**REQUIREMENTS:** Copy out, unchanged, the lines of the records below from the first line through the line containing "Point bbox=[86, 689, 108, 703]", including that line.

**Element and region listings:**
■ ■ ■ ■ ■
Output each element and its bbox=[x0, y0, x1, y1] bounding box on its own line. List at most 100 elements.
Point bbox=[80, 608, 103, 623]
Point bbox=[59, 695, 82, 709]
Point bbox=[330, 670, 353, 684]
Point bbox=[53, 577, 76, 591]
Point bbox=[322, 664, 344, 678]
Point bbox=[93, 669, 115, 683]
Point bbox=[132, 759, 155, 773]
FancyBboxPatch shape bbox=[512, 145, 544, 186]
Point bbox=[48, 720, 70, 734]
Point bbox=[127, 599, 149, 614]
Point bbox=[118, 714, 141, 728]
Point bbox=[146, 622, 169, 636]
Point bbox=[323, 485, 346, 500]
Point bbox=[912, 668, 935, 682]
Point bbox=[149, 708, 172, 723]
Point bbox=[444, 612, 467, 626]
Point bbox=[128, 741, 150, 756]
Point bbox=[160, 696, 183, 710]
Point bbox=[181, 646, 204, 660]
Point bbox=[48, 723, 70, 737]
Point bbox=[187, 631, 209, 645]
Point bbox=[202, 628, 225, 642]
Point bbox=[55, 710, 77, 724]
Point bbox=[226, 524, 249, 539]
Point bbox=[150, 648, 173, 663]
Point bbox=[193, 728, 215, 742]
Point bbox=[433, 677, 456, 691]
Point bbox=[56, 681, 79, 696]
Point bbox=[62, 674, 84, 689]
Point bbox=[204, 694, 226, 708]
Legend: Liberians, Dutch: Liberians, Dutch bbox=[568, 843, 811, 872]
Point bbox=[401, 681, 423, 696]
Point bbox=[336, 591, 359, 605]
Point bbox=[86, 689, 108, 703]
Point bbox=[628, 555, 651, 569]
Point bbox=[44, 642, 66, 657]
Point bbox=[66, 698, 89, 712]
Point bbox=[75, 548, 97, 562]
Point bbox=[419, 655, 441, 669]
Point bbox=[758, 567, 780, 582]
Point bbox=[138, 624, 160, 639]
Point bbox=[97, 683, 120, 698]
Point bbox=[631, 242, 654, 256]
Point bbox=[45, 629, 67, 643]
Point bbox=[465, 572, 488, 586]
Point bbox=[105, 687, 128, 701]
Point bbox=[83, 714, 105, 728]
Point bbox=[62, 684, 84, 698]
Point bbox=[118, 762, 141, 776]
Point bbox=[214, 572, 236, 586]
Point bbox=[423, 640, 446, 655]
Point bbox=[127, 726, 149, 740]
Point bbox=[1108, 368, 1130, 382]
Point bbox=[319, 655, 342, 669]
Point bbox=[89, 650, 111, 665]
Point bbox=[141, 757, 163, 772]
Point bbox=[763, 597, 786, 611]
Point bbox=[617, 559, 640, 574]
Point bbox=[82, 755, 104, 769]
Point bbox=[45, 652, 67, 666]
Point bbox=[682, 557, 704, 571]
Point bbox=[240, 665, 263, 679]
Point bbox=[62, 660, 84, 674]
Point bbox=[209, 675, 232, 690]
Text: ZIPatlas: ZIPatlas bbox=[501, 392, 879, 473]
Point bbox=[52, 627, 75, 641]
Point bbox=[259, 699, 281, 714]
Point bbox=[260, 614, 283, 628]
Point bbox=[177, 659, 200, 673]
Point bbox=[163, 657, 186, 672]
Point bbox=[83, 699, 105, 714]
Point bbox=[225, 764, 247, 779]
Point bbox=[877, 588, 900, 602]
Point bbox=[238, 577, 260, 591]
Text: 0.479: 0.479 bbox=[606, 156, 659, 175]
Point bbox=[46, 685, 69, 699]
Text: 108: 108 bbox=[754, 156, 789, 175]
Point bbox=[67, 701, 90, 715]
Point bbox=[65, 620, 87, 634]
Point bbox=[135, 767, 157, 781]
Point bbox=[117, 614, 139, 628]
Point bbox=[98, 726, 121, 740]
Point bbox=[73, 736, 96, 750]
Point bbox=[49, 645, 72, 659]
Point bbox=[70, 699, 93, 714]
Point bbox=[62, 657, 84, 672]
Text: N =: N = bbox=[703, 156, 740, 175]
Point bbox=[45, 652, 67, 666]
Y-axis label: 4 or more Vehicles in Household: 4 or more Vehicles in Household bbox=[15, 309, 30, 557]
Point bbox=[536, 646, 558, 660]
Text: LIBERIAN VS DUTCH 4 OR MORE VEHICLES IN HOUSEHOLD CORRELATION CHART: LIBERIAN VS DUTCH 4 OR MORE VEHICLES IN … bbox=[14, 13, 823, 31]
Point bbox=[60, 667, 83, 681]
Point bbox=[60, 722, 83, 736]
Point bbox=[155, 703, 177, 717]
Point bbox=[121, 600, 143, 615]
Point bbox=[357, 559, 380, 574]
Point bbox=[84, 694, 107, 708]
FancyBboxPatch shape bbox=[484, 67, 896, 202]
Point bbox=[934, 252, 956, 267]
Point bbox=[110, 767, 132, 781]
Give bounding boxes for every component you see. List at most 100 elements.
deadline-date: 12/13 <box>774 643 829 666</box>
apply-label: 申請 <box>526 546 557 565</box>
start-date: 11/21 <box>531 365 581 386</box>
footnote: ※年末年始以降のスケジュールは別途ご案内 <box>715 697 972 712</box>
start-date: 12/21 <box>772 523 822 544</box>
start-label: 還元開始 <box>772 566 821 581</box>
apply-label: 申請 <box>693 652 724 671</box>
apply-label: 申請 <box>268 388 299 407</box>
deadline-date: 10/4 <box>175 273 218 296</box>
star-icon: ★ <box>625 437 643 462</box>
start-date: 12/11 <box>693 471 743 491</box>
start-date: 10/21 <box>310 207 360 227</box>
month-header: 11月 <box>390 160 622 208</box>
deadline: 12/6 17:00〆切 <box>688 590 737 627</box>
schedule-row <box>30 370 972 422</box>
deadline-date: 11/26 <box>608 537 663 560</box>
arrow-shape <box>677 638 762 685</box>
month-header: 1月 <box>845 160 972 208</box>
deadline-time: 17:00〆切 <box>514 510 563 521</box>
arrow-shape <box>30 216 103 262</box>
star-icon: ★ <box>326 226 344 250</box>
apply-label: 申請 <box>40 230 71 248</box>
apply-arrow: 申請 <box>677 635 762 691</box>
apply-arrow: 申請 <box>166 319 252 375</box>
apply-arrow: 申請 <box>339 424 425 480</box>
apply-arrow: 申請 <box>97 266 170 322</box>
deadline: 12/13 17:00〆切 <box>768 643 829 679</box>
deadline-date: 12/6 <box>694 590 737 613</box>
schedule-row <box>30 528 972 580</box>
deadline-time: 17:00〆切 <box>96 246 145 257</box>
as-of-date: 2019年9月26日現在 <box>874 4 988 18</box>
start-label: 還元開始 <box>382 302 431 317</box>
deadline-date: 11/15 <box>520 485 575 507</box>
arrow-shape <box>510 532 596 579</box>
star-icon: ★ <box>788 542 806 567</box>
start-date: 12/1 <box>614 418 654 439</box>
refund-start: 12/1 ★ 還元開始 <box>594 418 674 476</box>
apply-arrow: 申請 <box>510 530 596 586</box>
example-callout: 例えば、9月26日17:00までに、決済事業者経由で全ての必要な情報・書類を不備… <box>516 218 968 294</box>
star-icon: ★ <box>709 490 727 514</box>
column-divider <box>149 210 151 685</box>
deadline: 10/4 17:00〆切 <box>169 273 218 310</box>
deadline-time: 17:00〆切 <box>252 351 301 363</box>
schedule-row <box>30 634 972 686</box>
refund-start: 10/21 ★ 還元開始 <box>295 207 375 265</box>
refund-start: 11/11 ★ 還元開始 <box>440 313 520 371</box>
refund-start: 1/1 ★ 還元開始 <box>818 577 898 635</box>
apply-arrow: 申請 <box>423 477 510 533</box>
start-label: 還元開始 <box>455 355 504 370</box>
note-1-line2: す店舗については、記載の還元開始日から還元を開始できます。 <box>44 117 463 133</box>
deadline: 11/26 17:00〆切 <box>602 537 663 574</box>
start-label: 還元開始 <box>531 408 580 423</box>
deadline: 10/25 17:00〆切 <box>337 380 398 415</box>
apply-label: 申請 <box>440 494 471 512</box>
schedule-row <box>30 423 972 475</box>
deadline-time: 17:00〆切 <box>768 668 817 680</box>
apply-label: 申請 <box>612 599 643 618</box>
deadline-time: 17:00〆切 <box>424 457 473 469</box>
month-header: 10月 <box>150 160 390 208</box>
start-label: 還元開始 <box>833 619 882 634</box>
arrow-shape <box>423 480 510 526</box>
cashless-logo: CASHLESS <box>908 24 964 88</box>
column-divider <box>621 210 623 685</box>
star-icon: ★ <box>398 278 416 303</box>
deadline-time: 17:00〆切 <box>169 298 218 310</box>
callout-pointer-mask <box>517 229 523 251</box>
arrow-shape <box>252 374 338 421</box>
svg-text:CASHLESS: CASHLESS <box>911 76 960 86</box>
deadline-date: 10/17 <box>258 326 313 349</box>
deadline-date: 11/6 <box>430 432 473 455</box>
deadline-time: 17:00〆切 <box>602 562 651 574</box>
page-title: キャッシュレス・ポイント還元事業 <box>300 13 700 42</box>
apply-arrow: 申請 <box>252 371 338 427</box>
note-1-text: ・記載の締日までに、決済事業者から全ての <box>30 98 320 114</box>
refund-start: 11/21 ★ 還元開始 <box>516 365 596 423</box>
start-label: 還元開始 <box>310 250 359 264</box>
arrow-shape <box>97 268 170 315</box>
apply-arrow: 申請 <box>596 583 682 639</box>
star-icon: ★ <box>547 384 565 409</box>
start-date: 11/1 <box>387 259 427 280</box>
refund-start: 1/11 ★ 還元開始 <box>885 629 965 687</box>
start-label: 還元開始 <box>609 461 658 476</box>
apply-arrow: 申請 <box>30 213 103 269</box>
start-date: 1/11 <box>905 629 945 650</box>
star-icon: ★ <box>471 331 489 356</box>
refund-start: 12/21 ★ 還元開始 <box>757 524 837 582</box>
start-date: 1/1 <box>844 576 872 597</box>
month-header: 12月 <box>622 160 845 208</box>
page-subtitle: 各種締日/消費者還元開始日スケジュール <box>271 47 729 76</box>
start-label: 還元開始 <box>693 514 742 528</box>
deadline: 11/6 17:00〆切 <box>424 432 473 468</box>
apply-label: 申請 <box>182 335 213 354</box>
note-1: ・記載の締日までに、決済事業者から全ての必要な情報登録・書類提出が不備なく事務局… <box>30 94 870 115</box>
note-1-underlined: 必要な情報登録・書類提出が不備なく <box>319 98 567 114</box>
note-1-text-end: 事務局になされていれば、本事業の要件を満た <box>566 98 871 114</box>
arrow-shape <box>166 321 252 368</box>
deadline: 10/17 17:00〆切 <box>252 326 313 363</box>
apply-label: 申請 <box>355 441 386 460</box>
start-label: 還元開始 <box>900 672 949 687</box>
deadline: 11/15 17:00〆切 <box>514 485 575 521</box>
■ ■ ■ ■ ■
**EXERCISE ANSWER:**
Output each element and its bbox=[x0, y0, x1, y1] bounding box on its own line. List at most 100 elements.
Point bbox=[80, 608, 103, 623]
Point bbox=[59, 695, 82, 709]
Point bbox=[330, 670, 353, 684]
Point bbox=[53, 577, 76, 591]
Point bbox=[322, 664, 344, 678]
Point bbox=[93, 669, 115, 683]
Point bbox=[132, 759, 155, 773]
FancyBboxPatch shape bbox=[512, 145, 544, 186]
Point bbox=[48, 720, 70, 734]
Point bbox=[127, 599, 149, 614]
Point bbox=[118, 714, 141, 728]
Point bbox=[146, 622, 169, 636]
Point bbox=[323, 485, 346, 500]
Point bbox=[912, 668, 935, 682]
Point bbox=[149, 708, 172, 723]
Point bbox=[444, 612, 467, 626]
Point bbox=[128, 741, 150, 756]
Point bbox=[160, 696, 183, 710]
Point bbox=[181, 646, 204, 660]
Point bbox=[48, 723, 70, 737]
Point bbox=[187, 631, 209, 645]
Point bbox=[202, 628, 225, 642]
Point bbox=[55, 710, 77, 724]
Point bbox=[226, 524, 249, 539]
Point bbox=[150, 648, 173, 663]
Point bbox=[193, 728, 215, 742]
Point bbox=[433, 677, 456, 691]
Point bbox=[56, 681, 79, 696]
Point bbox=[62, 674, 84, 689]
Point bbox=[204, 694, 226, 708]
Legend: Liberians, Dutch: Liberians, Dutch bbox=[568, 843, 811, 872]
Point bbox=[401, 681, 423, 696]
Point bbox=[336, 591, 359, 605]
Point bbox=[86, 689, 108, 703]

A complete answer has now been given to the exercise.